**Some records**
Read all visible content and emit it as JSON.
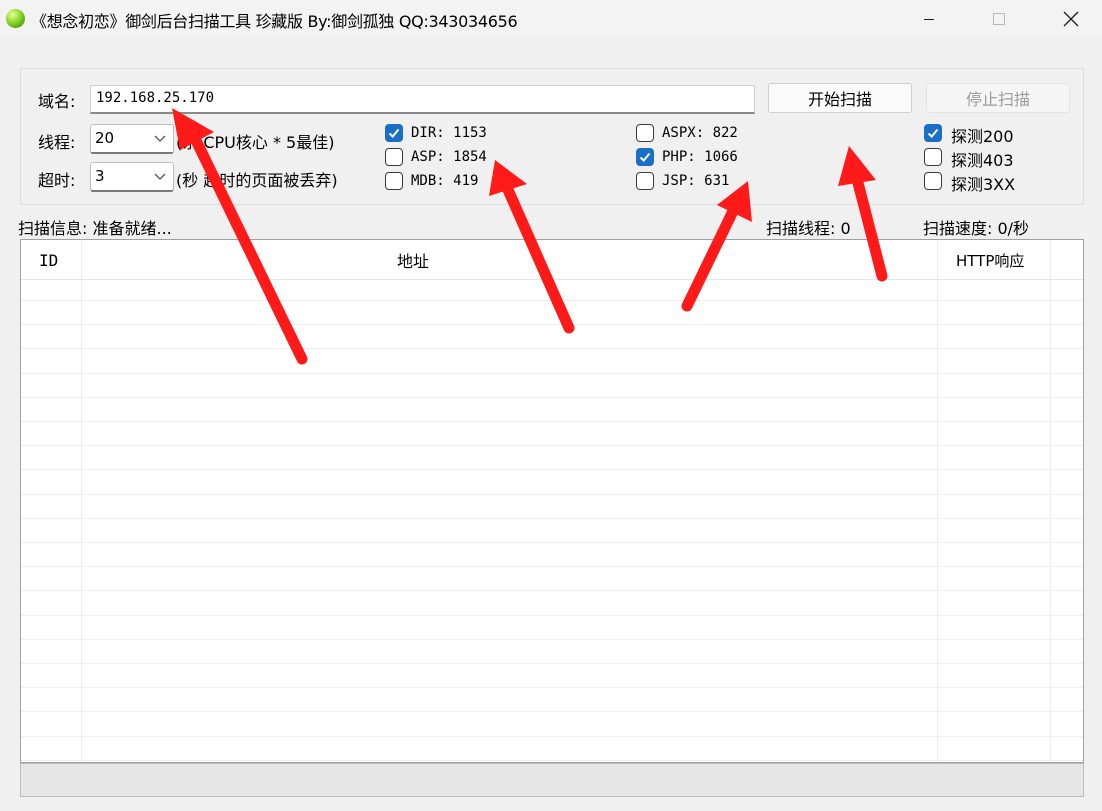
{
  "window": {
    "title": "《想念初恋》御剑后台扫描工具 珍藏版 By:御剑孤独 QQ:343034656",
    "icon": "app-green-orb-icon",
    "controls": [
      "minimize-icon",
      "maximize-icon",
      "close-icon"
    ]
  },
  "form": {
    "domain_label": "域名:",
    "domain_value": "192.168.25.170",
    "threads_label": "线程:",
    "threads_value": "20",
    "threads_hint": "(系 CPU核心 * 5最佳)",
    "timeout_label": "超时:",
    "timeout_value": "3",
    "timeout_hint": "(秒 超时的页面被丢弃)",
    "start_button": "开始扫描",
    "stop_button": "停止扫描"
  },
  "dictionaries": [
    {
      "label": "DIR: 1153",
      "checked": true
    },
    {
      "label": "ASP: 1854",
      "checked": false
    },
    {
      "label": "MDB: 419",
      "checked": false
    },
    {
      "label": "ASPX: 822",
      "checked": false
    },
    {
      "label": "PHP: 1066",
      "checked": true
    },
    {
      "label": "JSP: 631",
      "checked": false
    }
  ],
  "detect": [
    {
      "label": "探测200",
      "checked": true
    },
    {
      "label": "探测403",
      "checked": false
    },
    {
      "label": "探测3XX",
      "checked": false
    }
  ],
  "status": {
    "info": "扫描信息: 准备就绪...",
    "threads": "扫描线程: 0",
    "speed": "扫描速度: 0/秒"
  },
  "table": {
    "columns": [
      "ID",
      "地址",
      "HTTP响应"
    ],
    "rows": []
  },
  "colors": {
    "checkbox_checked": "#1a6fc4",
    "annotation_arrow": "#ff1a1a"
  }
}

**EXERCISE GOAL**
Copy every line that includes the string "icon" from the material above.

**ANSWER BELOW**
    "icon": "app-green-orb-icon",
      "minimize-icon",
      "maximize-icon",
      "close-icon"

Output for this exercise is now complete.